[Rows from a figure dataset]
━━━━━━━━━━━━━━━━━━━━━━━━━━━━━━

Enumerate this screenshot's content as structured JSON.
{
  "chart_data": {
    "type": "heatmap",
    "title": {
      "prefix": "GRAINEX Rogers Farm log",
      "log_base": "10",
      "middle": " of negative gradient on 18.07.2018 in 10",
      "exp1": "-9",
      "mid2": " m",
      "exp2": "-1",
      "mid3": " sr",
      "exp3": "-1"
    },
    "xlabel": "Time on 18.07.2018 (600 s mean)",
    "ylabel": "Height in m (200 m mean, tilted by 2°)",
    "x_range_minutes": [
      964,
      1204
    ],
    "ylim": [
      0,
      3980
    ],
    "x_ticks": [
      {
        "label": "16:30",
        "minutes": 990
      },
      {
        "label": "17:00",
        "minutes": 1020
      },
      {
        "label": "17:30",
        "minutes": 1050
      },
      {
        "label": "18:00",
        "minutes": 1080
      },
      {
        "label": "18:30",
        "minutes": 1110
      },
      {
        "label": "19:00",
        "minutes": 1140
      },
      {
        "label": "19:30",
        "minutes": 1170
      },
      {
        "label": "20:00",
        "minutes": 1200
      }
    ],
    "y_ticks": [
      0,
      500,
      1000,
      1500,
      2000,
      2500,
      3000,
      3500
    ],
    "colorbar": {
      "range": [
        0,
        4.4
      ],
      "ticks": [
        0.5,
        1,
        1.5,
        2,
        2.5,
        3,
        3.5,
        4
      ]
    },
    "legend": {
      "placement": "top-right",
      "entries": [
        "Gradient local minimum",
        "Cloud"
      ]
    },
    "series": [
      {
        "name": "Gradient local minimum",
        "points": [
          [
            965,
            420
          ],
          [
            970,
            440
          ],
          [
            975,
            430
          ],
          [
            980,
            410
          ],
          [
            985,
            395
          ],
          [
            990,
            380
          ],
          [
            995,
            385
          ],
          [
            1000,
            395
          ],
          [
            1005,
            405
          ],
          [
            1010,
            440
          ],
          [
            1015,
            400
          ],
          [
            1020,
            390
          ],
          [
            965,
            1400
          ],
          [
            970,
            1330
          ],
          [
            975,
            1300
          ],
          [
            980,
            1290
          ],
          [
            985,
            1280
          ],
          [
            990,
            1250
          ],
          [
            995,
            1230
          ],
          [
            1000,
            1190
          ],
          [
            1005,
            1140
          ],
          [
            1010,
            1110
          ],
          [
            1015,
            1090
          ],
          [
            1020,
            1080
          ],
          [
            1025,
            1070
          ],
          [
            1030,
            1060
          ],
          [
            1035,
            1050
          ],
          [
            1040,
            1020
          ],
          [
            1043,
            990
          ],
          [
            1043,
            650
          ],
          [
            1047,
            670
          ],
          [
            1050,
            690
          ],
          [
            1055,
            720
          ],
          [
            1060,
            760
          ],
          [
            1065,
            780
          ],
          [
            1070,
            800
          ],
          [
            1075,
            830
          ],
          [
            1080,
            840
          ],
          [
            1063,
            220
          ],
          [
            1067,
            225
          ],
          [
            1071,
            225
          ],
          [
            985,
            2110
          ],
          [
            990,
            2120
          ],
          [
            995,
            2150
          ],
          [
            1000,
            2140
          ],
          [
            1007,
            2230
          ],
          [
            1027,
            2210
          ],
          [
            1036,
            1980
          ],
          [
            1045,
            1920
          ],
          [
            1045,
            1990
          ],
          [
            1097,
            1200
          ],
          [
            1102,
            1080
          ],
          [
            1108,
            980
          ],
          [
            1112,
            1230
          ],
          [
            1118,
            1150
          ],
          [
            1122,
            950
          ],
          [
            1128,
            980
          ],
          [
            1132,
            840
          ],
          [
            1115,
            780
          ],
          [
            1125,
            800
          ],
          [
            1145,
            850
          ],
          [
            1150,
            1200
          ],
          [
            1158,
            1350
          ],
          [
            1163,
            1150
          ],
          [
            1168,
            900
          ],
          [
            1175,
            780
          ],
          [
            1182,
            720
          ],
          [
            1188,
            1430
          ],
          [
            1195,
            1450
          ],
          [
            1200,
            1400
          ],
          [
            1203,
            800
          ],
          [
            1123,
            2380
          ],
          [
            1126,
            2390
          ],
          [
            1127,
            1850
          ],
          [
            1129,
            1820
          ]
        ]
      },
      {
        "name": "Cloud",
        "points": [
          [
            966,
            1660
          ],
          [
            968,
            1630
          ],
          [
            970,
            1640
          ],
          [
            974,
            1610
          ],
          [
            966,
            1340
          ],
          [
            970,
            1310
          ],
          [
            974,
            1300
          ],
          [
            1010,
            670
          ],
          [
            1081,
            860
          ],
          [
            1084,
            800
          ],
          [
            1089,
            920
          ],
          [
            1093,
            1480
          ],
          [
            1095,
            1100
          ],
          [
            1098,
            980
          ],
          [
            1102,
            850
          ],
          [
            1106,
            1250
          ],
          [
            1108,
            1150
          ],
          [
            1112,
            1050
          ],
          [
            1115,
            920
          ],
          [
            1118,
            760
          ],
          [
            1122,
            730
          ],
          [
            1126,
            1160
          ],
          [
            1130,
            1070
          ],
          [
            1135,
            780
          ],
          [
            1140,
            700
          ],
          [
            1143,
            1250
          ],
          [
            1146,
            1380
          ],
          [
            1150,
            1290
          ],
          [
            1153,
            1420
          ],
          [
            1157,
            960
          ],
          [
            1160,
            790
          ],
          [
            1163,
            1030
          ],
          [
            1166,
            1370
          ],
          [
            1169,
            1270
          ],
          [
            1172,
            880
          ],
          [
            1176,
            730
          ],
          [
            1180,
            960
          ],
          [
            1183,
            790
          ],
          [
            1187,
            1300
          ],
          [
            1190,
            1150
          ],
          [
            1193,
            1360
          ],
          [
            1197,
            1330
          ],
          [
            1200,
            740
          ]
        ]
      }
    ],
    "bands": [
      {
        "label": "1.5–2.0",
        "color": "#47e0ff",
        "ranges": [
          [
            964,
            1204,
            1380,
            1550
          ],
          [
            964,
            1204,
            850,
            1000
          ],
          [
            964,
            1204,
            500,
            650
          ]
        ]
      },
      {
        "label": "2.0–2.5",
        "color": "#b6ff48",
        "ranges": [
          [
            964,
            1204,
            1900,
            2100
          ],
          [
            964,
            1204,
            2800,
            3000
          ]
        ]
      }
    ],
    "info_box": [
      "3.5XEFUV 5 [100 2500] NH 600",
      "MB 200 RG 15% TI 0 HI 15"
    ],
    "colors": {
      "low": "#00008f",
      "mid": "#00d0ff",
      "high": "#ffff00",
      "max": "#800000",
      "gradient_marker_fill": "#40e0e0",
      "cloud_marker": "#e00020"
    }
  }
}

━━━━━━━━━━━━━━━━━━━━━━━━━━━━━━

Report how many lines above hold the string "minimum", giving nothing but the number.

2